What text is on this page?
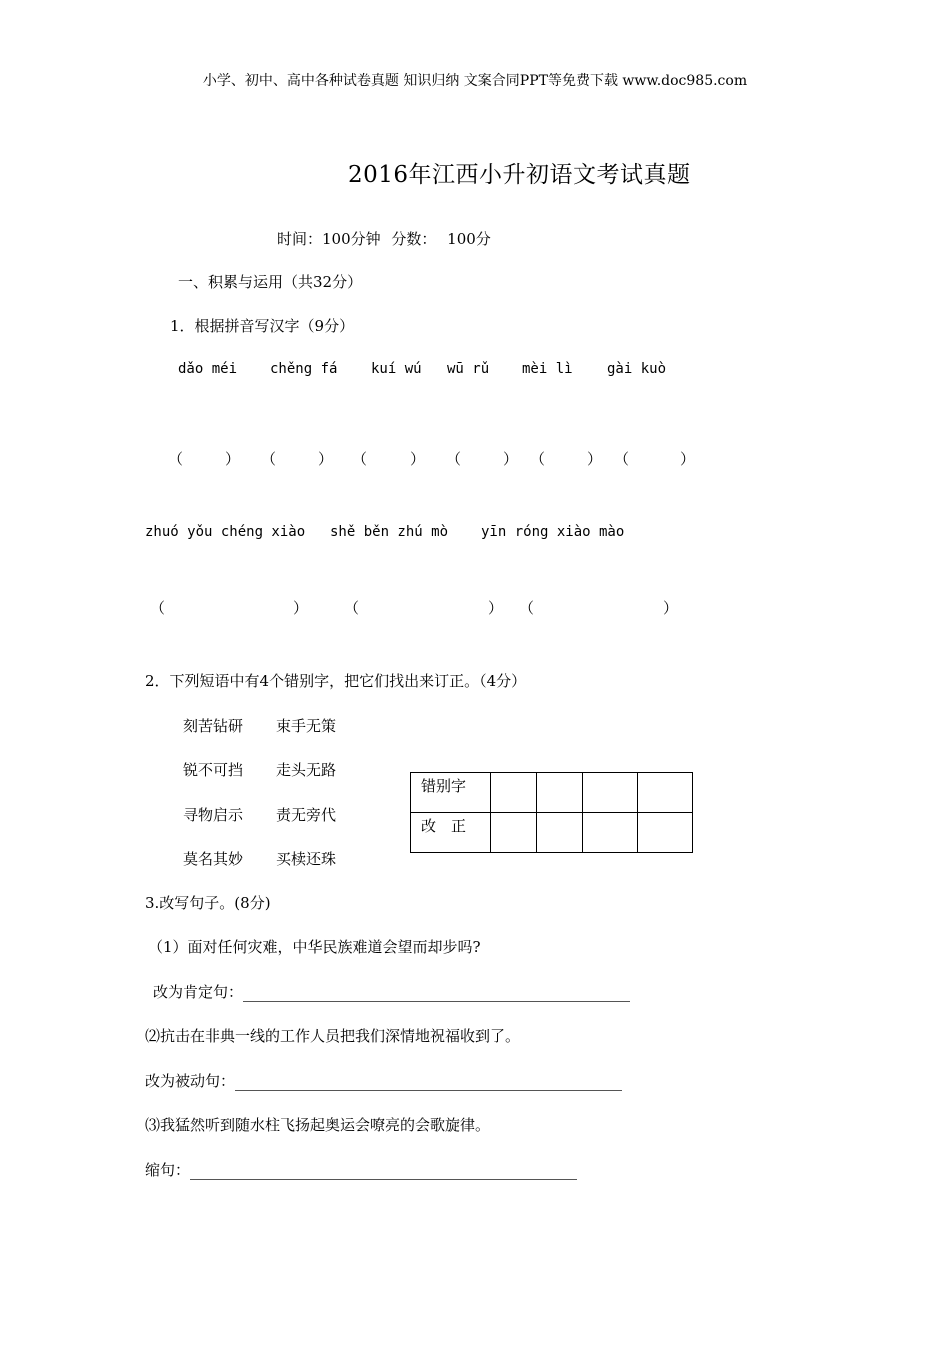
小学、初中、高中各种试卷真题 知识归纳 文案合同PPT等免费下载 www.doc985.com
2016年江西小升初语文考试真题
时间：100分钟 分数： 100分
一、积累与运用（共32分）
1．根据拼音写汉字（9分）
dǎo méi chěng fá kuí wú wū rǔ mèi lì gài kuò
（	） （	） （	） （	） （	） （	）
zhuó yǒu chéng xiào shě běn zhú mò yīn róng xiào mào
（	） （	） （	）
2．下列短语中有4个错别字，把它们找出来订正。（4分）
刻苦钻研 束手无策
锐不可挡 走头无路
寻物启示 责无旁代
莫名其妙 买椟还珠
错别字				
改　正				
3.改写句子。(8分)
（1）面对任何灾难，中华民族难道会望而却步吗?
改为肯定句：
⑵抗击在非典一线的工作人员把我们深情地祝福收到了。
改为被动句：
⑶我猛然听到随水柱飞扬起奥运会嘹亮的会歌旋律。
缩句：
* * * * * * * * *
Stated goal
Make an exact copy of the whole listing, but don't bring over any pictures.

Completed task
What text is on this page?
小学、初中、高中各种试卷真题 知识归纳 文案合同PPT等免费下载 www.doc985.com
2016年江西小升初语文考试真题
时间：100分钟 分数： 100分
一、积累与运用（共32分）
1．根据拼音写汉字（9分）
dǎo méi chěng fá kuí wú wū rǔ mèi lì gài kuò
（	） （	） （	） （	） （	） （	）
zhuó yǒu chéng xiào shě běn zhú mò yīn róng xiào mào
（	） （	） （	）
2．下列短语中有4个错别字，把它们找出来订正。（4分）
刻苦钻研 束手无策
锐不可挡 走头无路
寻物启示 责无旁代
莫名其妙 买椟还珠
错别字				
改　正				
3.改写句子。(8分)
（1）面对任何灾难，中华民族难道会望而却步吗?
改为肯定句：
⑵抗击在非典一线的工作人员把我们深情地祝福收到了。
改为被动句：
⑶我猛然听到随水柱飞扬起奥运会嘹亮的会歌旋律。
缩句：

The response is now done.